■ PROVIDED RECORDS ■
◇ ◇ ◇ ◇ ◇ ◇ ◇
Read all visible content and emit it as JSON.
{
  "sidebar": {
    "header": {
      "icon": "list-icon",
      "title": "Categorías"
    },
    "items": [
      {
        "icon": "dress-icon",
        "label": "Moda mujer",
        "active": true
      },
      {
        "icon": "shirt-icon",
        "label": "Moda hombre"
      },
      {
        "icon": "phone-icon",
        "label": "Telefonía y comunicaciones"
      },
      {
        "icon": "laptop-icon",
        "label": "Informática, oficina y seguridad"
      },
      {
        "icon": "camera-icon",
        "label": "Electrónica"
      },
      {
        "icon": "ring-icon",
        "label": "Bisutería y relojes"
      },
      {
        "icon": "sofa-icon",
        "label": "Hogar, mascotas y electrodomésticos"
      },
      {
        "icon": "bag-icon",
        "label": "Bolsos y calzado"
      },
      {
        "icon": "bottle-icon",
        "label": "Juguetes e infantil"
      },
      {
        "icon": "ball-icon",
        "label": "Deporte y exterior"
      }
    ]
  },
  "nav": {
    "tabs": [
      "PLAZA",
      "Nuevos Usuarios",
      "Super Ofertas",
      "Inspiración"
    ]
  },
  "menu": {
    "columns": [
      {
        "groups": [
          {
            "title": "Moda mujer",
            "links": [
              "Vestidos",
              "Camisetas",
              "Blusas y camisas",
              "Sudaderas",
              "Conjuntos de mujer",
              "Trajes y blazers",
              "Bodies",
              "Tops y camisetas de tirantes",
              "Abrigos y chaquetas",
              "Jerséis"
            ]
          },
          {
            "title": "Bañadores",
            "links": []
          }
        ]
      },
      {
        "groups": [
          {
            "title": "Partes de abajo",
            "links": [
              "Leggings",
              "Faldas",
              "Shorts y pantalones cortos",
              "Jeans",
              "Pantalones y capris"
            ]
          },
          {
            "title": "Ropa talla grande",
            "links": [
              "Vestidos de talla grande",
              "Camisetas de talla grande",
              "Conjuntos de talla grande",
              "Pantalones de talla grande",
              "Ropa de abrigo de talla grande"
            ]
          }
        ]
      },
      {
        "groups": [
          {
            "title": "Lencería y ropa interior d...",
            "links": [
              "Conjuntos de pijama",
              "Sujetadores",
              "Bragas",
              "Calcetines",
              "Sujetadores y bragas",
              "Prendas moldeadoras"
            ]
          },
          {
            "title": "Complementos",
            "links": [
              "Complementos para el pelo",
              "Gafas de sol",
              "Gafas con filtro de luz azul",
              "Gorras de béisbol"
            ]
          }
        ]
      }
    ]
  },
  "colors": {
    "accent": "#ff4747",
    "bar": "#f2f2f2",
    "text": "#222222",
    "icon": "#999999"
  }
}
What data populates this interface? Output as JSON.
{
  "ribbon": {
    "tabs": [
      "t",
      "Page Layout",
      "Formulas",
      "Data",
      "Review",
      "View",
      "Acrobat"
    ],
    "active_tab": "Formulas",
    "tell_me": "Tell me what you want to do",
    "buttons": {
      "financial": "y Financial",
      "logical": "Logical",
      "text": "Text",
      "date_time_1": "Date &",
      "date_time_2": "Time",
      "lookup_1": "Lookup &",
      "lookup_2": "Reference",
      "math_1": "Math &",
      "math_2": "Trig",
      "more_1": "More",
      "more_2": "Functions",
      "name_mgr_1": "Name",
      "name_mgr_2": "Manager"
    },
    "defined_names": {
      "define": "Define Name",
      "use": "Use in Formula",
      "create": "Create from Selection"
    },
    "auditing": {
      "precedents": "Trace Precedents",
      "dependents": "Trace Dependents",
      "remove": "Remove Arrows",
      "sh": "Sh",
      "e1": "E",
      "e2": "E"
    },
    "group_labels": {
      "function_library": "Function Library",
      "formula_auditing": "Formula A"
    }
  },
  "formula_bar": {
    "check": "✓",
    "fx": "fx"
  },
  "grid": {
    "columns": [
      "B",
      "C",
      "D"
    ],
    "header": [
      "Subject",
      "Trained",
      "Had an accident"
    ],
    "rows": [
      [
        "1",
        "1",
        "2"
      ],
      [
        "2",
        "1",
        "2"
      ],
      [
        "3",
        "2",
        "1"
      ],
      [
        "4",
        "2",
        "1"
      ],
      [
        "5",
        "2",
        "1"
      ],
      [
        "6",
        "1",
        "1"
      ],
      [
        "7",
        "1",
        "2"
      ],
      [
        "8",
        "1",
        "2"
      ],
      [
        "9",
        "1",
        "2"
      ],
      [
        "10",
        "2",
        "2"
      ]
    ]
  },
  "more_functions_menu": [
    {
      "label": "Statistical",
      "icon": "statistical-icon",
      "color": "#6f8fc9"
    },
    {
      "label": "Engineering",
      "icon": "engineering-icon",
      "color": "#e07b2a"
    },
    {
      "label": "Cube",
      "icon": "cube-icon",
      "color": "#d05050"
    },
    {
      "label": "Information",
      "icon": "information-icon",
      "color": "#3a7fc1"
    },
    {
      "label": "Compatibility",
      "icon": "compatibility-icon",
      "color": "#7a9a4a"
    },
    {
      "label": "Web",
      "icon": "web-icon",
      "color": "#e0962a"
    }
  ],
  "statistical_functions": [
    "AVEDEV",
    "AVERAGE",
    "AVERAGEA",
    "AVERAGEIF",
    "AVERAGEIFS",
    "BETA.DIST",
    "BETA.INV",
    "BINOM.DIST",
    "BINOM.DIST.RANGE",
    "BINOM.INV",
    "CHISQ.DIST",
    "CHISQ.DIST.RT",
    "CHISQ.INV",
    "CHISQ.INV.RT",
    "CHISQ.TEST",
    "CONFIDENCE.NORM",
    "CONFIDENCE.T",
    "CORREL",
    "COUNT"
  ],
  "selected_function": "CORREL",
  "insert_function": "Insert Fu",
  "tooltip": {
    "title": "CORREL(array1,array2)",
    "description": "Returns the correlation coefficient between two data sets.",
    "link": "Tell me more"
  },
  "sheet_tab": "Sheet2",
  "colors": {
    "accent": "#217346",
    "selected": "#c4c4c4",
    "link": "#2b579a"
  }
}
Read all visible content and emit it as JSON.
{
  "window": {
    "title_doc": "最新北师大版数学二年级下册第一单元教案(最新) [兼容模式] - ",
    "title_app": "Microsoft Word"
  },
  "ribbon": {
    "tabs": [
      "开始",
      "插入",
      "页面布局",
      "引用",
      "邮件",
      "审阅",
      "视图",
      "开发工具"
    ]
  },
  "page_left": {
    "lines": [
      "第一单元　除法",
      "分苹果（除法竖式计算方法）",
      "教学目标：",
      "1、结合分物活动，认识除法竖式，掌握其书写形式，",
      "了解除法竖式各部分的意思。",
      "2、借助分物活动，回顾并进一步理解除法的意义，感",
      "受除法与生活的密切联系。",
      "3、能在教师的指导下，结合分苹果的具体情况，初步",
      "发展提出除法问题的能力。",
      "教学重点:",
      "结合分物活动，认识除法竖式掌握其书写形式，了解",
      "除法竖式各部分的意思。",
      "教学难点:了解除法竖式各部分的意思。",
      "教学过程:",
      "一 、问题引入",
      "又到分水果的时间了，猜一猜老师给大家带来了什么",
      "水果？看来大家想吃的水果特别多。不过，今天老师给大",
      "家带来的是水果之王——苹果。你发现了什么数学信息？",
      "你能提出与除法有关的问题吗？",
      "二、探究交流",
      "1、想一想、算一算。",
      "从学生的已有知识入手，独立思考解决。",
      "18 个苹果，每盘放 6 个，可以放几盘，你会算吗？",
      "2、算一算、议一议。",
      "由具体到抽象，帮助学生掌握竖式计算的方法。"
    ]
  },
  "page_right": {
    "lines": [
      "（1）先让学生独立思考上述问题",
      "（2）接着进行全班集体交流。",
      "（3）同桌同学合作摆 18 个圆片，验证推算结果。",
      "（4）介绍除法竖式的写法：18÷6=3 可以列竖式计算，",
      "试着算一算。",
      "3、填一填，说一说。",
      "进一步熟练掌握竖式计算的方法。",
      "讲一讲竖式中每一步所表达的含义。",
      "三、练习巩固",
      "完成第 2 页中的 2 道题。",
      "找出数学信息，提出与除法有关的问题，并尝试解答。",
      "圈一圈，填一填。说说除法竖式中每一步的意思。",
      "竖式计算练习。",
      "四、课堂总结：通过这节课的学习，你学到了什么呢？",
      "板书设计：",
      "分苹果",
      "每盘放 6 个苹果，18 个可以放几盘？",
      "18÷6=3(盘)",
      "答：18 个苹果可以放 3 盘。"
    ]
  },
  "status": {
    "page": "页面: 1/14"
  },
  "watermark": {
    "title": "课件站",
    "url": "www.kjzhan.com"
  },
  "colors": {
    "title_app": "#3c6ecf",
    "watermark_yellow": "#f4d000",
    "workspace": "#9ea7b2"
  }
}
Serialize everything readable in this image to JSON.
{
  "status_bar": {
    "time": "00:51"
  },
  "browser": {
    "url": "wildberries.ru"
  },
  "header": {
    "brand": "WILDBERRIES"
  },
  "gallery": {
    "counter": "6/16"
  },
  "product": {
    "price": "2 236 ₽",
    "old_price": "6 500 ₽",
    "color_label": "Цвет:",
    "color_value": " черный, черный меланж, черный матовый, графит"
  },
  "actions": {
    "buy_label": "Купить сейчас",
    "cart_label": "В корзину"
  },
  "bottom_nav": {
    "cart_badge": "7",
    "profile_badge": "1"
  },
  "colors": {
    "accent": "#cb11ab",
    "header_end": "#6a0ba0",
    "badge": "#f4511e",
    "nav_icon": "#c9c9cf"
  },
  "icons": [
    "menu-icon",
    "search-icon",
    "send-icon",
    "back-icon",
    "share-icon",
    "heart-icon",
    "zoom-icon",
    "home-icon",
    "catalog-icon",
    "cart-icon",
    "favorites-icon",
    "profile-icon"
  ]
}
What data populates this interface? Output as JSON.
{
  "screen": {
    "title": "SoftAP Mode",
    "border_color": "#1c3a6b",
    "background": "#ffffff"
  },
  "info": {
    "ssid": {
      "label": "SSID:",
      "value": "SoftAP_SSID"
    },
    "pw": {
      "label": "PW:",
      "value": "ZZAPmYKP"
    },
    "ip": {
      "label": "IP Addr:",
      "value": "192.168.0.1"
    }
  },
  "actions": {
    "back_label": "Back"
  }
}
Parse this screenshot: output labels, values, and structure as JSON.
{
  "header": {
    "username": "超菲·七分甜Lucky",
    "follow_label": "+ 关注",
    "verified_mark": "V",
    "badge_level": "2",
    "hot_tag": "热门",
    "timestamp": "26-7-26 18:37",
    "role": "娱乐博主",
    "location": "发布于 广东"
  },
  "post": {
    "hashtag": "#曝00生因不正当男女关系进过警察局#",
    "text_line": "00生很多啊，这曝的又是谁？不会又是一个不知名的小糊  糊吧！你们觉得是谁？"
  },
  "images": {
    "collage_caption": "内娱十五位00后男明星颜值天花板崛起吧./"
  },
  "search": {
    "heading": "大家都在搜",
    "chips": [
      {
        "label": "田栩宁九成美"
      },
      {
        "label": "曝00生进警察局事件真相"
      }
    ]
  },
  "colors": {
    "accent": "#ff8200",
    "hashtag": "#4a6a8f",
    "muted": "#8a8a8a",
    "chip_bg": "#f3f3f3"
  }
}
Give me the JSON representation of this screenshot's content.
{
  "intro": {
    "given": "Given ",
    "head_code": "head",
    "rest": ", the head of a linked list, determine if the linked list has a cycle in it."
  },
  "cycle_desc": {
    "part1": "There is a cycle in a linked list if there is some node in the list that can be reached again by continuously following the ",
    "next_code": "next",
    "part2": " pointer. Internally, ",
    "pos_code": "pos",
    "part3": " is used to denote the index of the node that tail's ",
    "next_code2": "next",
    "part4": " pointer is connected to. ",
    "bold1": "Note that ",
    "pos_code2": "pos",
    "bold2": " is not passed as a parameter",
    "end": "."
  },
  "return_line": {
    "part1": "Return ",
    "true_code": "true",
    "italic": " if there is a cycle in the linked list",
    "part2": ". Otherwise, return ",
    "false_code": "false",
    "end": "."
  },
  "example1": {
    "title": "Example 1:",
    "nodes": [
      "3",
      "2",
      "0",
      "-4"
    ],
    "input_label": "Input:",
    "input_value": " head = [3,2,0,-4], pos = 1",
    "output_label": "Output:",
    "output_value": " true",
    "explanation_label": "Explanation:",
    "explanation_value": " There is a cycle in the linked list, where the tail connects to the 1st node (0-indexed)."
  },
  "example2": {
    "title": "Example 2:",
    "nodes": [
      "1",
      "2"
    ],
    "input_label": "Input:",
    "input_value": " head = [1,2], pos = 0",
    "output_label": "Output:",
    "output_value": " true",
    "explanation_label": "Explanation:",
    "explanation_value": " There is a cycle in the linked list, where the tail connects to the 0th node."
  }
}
◇ ◇ ◇ ◇ ◇ ◇ ◇
■ WHAT IS NEEDED ■
Only the number is required: the count of lines containing the word "BINOM".

■ FINAL ANSWER ■
3